## Request
Which lines in the records below contain the word "NIKON"? Copy each one out.

## Stored data

····················

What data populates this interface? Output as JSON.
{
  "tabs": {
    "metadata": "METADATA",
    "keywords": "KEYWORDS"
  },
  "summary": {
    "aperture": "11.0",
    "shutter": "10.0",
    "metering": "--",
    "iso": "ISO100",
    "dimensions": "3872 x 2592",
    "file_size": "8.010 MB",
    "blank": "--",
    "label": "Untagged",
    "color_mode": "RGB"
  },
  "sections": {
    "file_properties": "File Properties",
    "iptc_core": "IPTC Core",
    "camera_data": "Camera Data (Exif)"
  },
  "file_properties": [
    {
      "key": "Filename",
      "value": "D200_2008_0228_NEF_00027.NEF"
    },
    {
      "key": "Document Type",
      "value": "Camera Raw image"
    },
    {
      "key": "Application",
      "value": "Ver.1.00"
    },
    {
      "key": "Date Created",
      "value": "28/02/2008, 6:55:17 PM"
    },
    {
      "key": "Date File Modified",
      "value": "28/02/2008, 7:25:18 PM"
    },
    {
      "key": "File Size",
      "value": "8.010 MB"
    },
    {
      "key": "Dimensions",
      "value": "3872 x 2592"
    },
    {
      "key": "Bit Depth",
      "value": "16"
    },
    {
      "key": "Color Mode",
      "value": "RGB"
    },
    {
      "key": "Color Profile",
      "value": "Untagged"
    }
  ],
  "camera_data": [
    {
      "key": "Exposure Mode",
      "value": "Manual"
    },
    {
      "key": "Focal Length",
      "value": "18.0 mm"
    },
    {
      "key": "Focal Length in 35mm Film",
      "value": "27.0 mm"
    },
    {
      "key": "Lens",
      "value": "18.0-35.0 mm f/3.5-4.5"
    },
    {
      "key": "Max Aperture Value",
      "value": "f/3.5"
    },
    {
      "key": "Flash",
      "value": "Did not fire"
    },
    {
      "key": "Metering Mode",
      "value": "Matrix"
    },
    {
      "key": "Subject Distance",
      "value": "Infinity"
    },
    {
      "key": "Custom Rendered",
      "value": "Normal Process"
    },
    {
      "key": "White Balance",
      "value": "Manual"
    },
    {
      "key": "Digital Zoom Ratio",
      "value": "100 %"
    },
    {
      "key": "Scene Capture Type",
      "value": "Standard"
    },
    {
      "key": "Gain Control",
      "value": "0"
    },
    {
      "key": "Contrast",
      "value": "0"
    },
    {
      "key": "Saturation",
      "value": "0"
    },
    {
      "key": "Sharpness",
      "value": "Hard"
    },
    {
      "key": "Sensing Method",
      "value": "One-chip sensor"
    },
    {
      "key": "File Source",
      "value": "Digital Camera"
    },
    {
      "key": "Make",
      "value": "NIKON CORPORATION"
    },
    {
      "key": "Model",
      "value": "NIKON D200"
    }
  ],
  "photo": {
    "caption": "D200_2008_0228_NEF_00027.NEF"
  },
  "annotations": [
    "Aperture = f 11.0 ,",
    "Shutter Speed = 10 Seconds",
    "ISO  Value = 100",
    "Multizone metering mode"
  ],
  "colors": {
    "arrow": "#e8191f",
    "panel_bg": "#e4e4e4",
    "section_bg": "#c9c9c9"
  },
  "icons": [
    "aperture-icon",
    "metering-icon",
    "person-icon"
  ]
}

····················

## Task solution
      "value": "NIKON CORPORATION"
      "value": "NIKON D200"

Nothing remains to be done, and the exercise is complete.